## BEGIN Records supplied

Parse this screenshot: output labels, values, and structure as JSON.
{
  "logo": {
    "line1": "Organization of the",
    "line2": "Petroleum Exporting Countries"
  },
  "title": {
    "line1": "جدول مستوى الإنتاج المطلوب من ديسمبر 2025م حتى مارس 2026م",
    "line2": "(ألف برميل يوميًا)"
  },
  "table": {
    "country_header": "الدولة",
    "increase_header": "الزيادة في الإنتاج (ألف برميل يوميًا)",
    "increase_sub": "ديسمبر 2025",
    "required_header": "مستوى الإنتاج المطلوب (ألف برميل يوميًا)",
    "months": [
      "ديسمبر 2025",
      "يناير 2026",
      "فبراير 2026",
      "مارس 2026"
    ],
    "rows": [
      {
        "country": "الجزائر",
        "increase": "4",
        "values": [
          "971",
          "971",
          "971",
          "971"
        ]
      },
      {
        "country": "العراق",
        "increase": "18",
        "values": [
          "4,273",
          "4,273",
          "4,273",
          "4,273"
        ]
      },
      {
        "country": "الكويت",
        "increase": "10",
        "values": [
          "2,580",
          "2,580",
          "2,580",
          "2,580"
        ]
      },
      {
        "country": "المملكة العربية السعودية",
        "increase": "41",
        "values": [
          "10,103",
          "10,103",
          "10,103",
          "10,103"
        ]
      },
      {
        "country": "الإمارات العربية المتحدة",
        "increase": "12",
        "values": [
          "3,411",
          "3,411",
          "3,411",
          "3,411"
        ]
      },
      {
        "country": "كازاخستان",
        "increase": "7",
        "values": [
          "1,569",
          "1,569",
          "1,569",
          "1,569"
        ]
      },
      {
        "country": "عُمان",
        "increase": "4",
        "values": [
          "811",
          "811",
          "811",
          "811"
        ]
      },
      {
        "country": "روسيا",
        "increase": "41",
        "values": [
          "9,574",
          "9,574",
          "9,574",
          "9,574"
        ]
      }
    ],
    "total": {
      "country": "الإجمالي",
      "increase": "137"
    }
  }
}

## END Records supplied

Write the listing out again, exactly as shown above.

- _Solution to the problem_
Parse this screenshot: output labels, values, and structure as JSON.
{
  "logo": {
    "line1": "Organization of the",
    "line2": "Petroleum Exporting Countries"
  },
  "title": {
    "line1": "جدول مستوى الإنتاج المطلوب من ديسمبر 2025م حتى مارس 2026م",
    "line2": "(ألف برميل يوميًا)"
  },
  "table": {
    "country_header": "الدولة",
    "increase_header": "الزيادة في الإنتاج (ألف برميل يوميًا)",
    "increase_sub": "ديسمبر 2025",
    "required_header": "مستوى الإنتاج المطلوب (ألف برميل يوميًا)",
    "months": [
      "ديسمبر 2025",
      "يناير 2026",
      "فبراير 2026",
      "مارس 2026"
    ],
    "rows": [
      {
        "country": "الجزائر",
        "increase": "4",
        "values": [
          "971",
          "971",
          "971",
          "971"
        ]
      },
      {
        "country": "العراق",
        "increase": "18",
        "values": [
          "4,273",
          "4,273",
          "4,273",
          "4,273"
        ]
      },
      {
        "country": "الكويت",
        "increase": "10",
        "values": [
          "2,580",
          "2,580",
          "2,580",
          "2,580"
        ]
      },
      {
        "country": "المملكة العربية السعودية",
        "increase": "41",
        "values": [
          "10,103",
          "10,103",
          "10,103",
          "10,103"
        ]
      },
      {
        "country": "الإمارات العربية المتحدة",
        "increase": "12",
        "values": [
          "3,411",
          "3,411",
          "3,411",
          "3,411"
        ]
      },
      {
        "country": "كازاخستان",
        "increase": "7",
        "values": [
          "1,569",
          "1,569",
          "1,569",
          "1,569"
        ]
      },
      {
        "country": "عُمان",
        "increase": "4",
        "values": [
          "811",
          "811",
          "811",
          "811"
        ]
      },
      {
        "country": "روسيا",
        "increase": "41",
        "values": [
          "9,574",
          "9,574",
          "9,574",
          "9,574"
        ]
      }
    ],
    "total": {
      "country": "الإجمالي",
      "increase": "137"
    }
  }
}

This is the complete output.